● Directions: Copy each entry as it stands, leaving nothing out.

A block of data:
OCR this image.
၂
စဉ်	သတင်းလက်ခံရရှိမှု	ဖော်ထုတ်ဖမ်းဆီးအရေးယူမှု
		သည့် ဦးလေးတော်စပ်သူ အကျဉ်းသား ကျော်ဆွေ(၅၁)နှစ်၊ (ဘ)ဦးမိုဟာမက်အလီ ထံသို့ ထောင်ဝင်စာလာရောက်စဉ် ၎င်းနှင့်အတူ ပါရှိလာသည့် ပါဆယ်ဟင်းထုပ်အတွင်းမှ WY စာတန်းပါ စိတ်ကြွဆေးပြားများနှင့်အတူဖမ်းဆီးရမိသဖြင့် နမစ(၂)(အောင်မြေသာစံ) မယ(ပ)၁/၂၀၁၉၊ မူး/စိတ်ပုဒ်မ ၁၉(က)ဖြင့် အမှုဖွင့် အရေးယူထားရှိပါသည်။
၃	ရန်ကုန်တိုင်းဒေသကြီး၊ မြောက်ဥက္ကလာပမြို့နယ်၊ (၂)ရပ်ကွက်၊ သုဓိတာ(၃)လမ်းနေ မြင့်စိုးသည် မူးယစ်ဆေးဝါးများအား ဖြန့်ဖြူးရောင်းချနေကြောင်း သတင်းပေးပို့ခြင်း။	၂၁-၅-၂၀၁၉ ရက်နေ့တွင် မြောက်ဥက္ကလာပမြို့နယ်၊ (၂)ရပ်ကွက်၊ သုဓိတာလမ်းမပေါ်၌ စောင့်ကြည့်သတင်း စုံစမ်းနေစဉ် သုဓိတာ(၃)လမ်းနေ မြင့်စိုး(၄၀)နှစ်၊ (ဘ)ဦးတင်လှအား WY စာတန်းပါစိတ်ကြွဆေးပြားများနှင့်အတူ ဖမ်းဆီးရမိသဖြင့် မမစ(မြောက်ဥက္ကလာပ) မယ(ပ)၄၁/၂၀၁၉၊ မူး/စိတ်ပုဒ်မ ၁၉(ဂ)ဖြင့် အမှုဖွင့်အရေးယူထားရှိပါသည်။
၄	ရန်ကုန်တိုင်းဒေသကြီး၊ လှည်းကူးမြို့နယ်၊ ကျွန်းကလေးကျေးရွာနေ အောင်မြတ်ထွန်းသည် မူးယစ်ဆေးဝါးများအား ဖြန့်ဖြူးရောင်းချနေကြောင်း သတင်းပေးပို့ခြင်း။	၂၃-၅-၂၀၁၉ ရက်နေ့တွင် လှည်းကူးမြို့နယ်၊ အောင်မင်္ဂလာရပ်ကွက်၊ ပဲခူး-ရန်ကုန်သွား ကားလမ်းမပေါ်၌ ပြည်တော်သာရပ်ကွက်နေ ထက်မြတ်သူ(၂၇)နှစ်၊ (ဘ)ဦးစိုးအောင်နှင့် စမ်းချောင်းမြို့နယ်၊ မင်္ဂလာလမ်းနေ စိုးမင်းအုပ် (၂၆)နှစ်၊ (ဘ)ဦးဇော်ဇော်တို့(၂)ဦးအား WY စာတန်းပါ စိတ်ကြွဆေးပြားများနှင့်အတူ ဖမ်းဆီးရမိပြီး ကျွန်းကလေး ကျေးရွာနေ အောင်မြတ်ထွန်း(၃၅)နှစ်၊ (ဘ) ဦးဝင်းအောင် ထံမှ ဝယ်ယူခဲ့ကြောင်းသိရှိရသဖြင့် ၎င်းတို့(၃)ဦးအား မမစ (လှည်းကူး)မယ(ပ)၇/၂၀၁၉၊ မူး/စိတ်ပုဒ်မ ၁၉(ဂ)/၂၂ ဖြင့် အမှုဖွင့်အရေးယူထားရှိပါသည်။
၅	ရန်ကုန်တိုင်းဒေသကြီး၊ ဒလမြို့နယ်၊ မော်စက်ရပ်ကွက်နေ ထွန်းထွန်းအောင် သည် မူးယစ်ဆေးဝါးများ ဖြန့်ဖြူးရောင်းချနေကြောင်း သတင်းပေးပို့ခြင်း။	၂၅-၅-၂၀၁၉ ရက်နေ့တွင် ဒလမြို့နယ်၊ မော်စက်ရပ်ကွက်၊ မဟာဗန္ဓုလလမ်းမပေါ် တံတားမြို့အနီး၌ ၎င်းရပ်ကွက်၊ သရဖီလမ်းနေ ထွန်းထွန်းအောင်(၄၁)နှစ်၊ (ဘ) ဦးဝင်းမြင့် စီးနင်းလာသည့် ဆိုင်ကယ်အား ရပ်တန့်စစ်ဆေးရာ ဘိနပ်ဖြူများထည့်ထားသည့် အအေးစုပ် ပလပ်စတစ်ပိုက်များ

● The reply:
OCR this image.
၂
စဉ်	သတင်းလက်ခံရရှိမှု	ဖော်ထုတ်ဖမ်းဆီးအရေးယူမှု
		သည့် ဦးလေးတော်စပ်သူ အကျဉ်းသား ကျော်ဆွေ(၅၁)နှစ်၊ (ဘ)ဦးမိုဟာမက်အလီ ထံသို့ ထောင်ဝင်စာလာရောက်စဉ် ၎င်းနှင့်အတူ ပါရှိလာသည့် ပါဆယ်ဟင်းထုပ်အတွင်းမှ WY စာတန်းပါ စိတ်ကြွဆေးပြားများနှင့်အတူဖမ်းဆီးရမိသဖြင့် နမစ(၂)(အောင်မြေသာစံ) မယ(ပ)၁/၂၀၁၉၊ မူး/စိတ်ပုဒ်မ ၁၉(က)ဖြင့် အမှုဖွင့် အရေးယူထားရှိပါသည်။
၃	ရန်ကုန်တိုင်းဒေသကြီး၊ မြောက်ဥက္ကလာပမြို့နယ်၊ (၂)ရပ်ကွက်၊ သုဓိတာ(၃)လမ်းနေ မြင့်စိုးသည် မူးယစ်ဆေးဝါးများအား ဖြန့်ဖြူးရောင်းချနေကြောင်း သတင်းပေးပို့ခြင်း။	၂၁-၅-၂၀၁၉ ရက်နေ့တွင် မြောက်ဥက္ကလာပမြို့နယ်၊ (၂)ရပ်ကွက်၊ သုဓိတာလမ်းမပေါ်၌ စောင့်ကြည့်သတင်း စုံစမ်းနေစဉ် သုဓိတာ(၃)လမ်းနေ မြင့်စိုး(၄၀)နှစ်၊ (ဘ)ဦးတင်လှအား WY စာတန်းပါစိတ်ကြွဆေးပြားများနှင့်အတူ ဖမ်းဆီးရမိသဖြင့် မမစ(မြောက်ဥက္ကလာပ) မယ(ပ)၄၁/၂၀၁၉၊ မူး/စိတ်ပုဒ်မ ၁၉(ဂ)ဖြင့် အမှုဖွင့်အရေးယူထားရှိပါသည်။
၄	ရန်ကုန်တိုင်းဒေသကြီး၊ လှည်းကူးမြို့နယ်၊ ကျွန်းကလေးကျေးရွာနေ အောင်မြတ်ထွန်းသည် မူးယစ်ဆေးဝါးများအား ဖြန့်ဖြူးရောင်းချနေကြောင်း သတင်းပေးပို့ခြင်း။	၂၃-၅-၂၀၁၉ ရက်နေ့တွင် လှည်းကူးမြို့နယ်၊ အောင်မင်္ဂလာရပ်ကွက်၊ ပဲခူး-ရန်ကုန်သွား ကားလမ်းမပေါ်၌ ပြည်တော်သာရပ်ကွက်နေ ထက်မြတ်သူ(၂၇)နှစ်၊ (ဘ)ဦးစိုးအောင်နှင့် စမ်းချောင်းမြို့နယ်၊ မင်္ဂလာလမ်းနေ စိုးမင်းအုပ် (၂၆)နှစ်၊ (ဘ)ဦးဇော်ဇော်တို့(၂)ဦးအား WY စာတန်းပါ စိတ်ကြွဆေးပြားများနှင့်အတူ ဖမ်းဆီးရမိပြီး ကျွန်းကလေး ကျေးရွာနေ အောင်မြတ်ထွန်း(၃၅)နှစ်၊ (ဘ) ဦးဝင်းအောင် ထံမှ ဝယ်ယူခဲ့ကြောင်းသိရှိရသဖြင့် ၎င်းတို့(၃)ဦးအား မမစ (လှည်းကူး)မယ(ပ)၇/၂၀၁၉၊ မူး/စိတ်ပုဒ်မ ၁၉(ဂ)/၂၂ ဖြင့် အမှုဖွင့်အရေးယူထားရှိပါသည်။
၅	ရန်ကုန်တိုင်းဒေသကြီး၊ ဒလမြို့နယ်၊ မော်စက်ရပ်ကွက်နေ ထွန်းထွန်းအောင် သည် မူးယစ်ဆေးဝါးများ ဖြန့်ဖြူးရောင်းချနေကြောင်း သတင်းပေးပို့ခြင်း။	၂၅-၅-၂၀၁၉ ရက်နေ့တွင် ဒလမြို့နယ်၊ မော်စက်ရပ်ကွက်၊ မဟာဗန္ဓုလလမ်းမပေါ် တံတားမြို့အနီး၌ ၎င်းရပ်ကွက်၊ သရဖီလမ်းနေ ထွန်းထွန်းအောင်(၄၁)နှစ်၊ (ဘ) ဦးဝင်းမြင့် စီးနင်းလာသည့် ဆိုင်ကယ်အား ရပ်တန့်စစ်ဆေးရာ ဘိနပ်ဖြူများထည့်ထားသည့် အအေးစုပ် ပလပ်စတစ်ပိုက်များ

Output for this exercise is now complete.